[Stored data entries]
===
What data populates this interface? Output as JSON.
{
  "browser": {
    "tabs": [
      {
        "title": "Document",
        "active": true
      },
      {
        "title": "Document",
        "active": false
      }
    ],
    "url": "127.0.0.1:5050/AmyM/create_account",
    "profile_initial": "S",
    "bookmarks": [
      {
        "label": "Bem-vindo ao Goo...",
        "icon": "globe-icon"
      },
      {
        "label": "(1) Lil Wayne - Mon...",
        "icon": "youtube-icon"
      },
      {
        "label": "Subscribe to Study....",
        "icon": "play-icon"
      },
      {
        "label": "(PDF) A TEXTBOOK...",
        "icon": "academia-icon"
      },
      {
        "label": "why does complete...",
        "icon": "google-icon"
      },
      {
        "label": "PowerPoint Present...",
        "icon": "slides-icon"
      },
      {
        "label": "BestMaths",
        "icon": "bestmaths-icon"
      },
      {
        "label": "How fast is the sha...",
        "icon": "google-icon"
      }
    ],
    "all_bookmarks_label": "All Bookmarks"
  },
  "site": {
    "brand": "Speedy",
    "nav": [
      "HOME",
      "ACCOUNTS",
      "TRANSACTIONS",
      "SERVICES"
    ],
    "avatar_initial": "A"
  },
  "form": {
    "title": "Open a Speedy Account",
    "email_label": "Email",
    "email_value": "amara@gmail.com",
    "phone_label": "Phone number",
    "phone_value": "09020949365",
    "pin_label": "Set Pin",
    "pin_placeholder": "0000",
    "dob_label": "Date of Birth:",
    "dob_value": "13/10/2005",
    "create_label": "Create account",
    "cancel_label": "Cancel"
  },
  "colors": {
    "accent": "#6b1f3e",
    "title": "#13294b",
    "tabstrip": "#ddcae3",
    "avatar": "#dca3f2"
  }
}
===
Directive -
Set down the material above again, word for word.

Output for this exercise -
What data populates this interface? Output as JSON.
{
  "browser": {
    "tabs": [
      {
        "title": "Document",
        "active": true
      },
      {
        "title": "Document",
        "active": false
      }
    ],
    "url": "127.0.0.1:5050/AmyM/create_account",
    "profile_initial": "S",
    "bookmarks": [
      {
        "label": "Bem-vindo ao Goo...",
        "icon": "globe-icon"
      },
      {
        "label": "(1) Lil Wayne - Mon...",
        "icon": "youtube-icon"
      },
      {
        "label": "Subscribe to Study....",
        "icon": "play-icon"
      },
      {
        "label": "(PDF) A TEXTBOOK...",
        "icon": "academia-icon"
      },
      {
        "label": "why does complete...",
        "icon": "google-icon"
      },
      {
        "label": "PowerPoint Present...",
        "icon": "slides-icon"
      },
      {
        "label": "BestMaths",
        "icon": "bestmaths-icon"
      },
      {
        "label": "How fast is the sha...",
        "icon": "google-icon"
      }
    ],
    "all_bookmarks_label": "All Bookmarks"
  },
  "site": {
    "brand": "Speedy",
    "nav": [
      "HOME",
      "ACCOUNTS",
      "TRANSACTIONS",
      "SERVICES"
    ],
    "avatar_initial": "A"
  },
  "form": {
    "title": "Open a Speedy Account",
    "email_label": "Email",
    "email_value": "amara@gmail.com",
    "phone_label": "Phone number",
    "phone_value": "09020949365",
    "pin_label": "Set Pin",
    "pin_placeholder": "0000",
    "dob_label": "Date of Birth:",
    "dob_value": "13/10/2005",
    "create_label": "Create account",
    "cancel_label": "Cancel"
  },
  "colors": {
    "accent": "#6b1f3e",
    "title": "#13294b",
    "tabstrip": "#ddcae3",
    "avatar": "#dca3f2"
  }
}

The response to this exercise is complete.